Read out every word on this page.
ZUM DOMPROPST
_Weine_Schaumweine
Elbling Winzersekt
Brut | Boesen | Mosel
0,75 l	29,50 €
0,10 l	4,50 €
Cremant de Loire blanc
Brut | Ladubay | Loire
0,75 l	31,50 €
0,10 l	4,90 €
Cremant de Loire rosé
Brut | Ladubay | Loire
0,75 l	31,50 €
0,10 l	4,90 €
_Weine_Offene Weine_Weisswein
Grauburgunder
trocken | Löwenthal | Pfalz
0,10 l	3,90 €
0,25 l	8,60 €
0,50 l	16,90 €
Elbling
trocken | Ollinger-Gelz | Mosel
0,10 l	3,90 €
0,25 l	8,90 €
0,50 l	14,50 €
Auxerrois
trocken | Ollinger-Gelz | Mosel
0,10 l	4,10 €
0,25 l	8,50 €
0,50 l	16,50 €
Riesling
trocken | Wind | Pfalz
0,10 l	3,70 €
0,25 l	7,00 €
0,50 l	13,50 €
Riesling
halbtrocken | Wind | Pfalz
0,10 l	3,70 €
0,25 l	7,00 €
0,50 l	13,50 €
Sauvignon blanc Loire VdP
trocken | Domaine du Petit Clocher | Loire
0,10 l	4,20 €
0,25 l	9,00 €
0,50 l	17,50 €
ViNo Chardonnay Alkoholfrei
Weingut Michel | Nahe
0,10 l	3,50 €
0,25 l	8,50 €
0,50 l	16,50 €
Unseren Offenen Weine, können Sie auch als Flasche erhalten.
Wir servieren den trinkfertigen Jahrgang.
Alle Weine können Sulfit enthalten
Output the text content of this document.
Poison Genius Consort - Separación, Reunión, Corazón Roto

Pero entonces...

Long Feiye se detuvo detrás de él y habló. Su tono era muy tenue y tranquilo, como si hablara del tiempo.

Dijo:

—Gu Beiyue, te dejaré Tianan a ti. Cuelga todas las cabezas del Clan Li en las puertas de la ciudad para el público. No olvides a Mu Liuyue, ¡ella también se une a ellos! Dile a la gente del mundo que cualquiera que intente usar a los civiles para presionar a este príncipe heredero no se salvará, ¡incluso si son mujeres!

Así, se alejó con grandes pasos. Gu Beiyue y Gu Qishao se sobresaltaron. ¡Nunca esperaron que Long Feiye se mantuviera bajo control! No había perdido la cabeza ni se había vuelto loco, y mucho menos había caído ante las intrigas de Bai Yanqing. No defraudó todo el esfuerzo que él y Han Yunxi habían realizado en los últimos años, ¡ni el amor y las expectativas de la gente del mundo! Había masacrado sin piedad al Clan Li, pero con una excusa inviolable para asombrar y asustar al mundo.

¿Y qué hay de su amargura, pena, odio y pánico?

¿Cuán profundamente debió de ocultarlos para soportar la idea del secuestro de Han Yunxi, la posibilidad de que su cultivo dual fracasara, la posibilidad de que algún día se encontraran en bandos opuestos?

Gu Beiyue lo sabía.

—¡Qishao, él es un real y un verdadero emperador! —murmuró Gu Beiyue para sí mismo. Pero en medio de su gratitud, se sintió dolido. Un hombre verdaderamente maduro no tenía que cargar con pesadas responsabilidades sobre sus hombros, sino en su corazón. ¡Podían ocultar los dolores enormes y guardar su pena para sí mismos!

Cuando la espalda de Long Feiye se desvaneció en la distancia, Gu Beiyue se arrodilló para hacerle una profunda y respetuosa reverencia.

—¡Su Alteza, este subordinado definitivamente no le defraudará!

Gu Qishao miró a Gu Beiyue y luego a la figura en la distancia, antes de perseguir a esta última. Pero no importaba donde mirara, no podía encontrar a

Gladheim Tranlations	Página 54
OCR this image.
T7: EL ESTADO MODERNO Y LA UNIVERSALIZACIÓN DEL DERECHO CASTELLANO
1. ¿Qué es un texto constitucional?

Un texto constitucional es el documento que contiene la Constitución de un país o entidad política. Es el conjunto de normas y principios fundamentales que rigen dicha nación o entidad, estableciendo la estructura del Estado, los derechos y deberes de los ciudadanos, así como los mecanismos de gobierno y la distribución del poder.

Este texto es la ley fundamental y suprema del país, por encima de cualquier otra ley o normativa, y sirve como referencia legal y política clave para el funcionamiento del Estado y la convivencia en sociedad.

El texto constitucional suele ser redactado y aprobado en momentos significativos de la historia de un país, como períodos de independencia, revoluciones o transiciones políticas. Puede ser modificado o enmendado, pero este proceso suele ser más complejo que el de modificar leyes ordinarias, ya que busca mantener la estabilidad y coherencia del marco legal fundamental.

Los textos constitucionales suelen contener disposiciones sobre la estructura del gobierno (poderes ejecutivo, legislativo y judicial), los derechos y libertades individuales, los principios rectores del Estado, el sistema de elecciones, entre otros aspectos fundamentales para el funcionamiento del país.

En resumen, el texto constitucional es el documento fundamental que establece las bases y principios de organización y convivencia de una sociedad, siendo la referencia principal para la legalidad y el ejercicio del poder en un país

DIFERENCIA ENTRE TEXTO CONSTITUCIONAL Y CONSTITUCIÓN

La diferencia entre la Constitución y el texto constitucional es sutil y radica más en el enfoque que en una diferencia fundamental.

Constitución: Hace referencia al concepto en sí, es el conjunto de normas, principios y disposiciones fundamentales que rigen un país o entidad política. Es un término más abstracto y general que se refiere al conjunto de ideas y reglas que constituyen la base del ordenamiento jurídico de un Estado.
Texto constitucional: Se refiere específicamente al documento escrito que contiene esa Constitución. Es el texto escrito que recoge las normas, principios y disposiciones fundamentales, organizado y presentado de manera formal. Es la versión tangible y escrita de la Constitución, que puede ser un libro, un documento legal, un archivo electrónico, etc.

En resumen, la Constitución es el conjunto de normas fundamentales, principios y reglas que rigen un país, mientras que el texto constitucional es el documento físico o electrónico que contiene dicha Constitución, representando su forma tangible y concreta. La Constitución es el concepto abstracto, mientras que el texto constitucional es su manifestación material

• • • • • • •

● Stated task
Each line that contains the word "Loire" counts toward the total; give only that total.

● Output for this exercise
6